[BEGIN]

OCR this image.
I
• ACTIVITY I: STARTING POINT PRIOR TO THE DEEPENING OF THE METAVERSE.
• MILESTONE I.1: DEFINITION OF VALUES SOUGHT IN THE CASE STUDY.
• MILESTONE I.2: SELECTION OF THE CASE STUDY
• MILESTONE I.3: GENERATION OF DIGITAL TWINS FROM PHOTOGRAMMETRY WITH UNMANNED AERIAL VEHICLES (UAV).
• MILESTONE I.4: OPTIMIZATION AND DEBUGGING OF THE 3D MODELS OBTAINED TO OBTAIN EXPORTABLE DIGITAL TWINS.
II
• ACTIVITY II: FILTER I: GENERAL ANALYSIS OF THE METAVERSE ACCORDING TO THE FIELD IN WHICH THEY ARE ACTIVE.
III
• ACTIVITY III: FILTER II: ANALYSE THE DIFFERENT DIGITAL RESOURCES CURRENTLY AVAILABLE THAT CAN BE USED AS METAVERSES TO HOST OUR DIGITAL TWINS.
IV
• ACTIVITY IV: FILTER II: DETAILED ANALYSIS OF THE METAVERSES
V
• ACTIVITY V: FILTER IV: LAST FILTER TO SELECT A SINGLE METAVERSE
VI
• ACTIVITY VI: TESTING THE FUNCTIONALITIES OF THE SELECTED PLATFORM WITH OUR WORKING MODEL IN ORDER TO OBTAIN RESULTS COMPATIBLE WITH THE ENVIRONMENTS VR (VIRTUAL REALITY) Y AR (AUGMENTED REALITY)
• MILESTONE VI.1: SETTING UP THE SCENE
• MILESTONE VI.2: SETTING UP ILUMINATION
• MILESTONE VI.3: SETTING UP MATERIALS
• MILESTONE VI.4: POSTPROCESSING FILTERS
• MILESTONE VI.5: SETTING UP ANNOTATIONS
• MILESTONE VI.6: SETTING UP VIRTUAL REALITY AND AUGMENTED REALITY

[END]

> Short task: Give the material above again, word for word.

> Solution to this problem:
OCR this image.
I
• ACTIVITY I: STARTING POINT PRIOR TO THE DEEPENING OF THE METAVERSE.
• MILESTONE I.1: DEFINITION OF VALUES SOUGHT IN THE CASE STUDY.
• MILESTONE I.2: SELECTION OF THE CASE STUDY
• MILESTONE I.3: GENERATION OF DIGITAL TWINS FROM PHOTOGRAMMETRY WITH UNMANNED AERIAL VEHICLES (UAV).
• MILESTONE I.4: OPTIMIZATION AND DEBUGGING OF THE 3D MODELS OBTAINED TO OBTAIN EXPORTABLE DIGITAL TWINS.
II
• ACTIVITY II: FILTER I: GENERAL ANALYSIS OF THE METAVERSE ACCORDING TO THE FIELD IN WHICH THEY ARE ACTIVE.
III
• ACTIVITY III: FILTER II: ANALYSE THE DIFFERENT DIGITAL RESOURCES CURRENTLY AVAILABLE THAT CAN BE USED AS METAVERSES TO HOST OUR DIGITAL TWINS.
IV
• ACTIVITY IV: FILTER II: DETAILED ANALYSIS OF THE METAVERSES
V
• ACTIVITY V: FILTER IV: LAST FILTER TO SELECT A SINGLE METAVERSE
VI
• ACTIVITY VI: TESTING THE FUNCTIONALITIES OF THE SELECTED PLATFORM WITH OUR WORKING MODEL IN ORDER TO OBTAIN RESULTS COMPATIBLE WITH THE ENVIRONMENTS VR (VIRTUAL REALITY) Y AR (AUGMENTED REALITY)
• MILESTONE VI.1: SETTING UP THE SCENE
• MILESTONE VI.2: SETTING UP ILUMINATION
• MILESTONE VI.3: SETTING UP MATERIALS
• MILESTONE VI.4: POSTPROCESSING FILTERS
• MILESTONE VI.5: SETTING UP ANNOTATIONS
• MILESTONE VI.6: SETTING UP VIRTUAL REALITY AND AUGMENTED REALITY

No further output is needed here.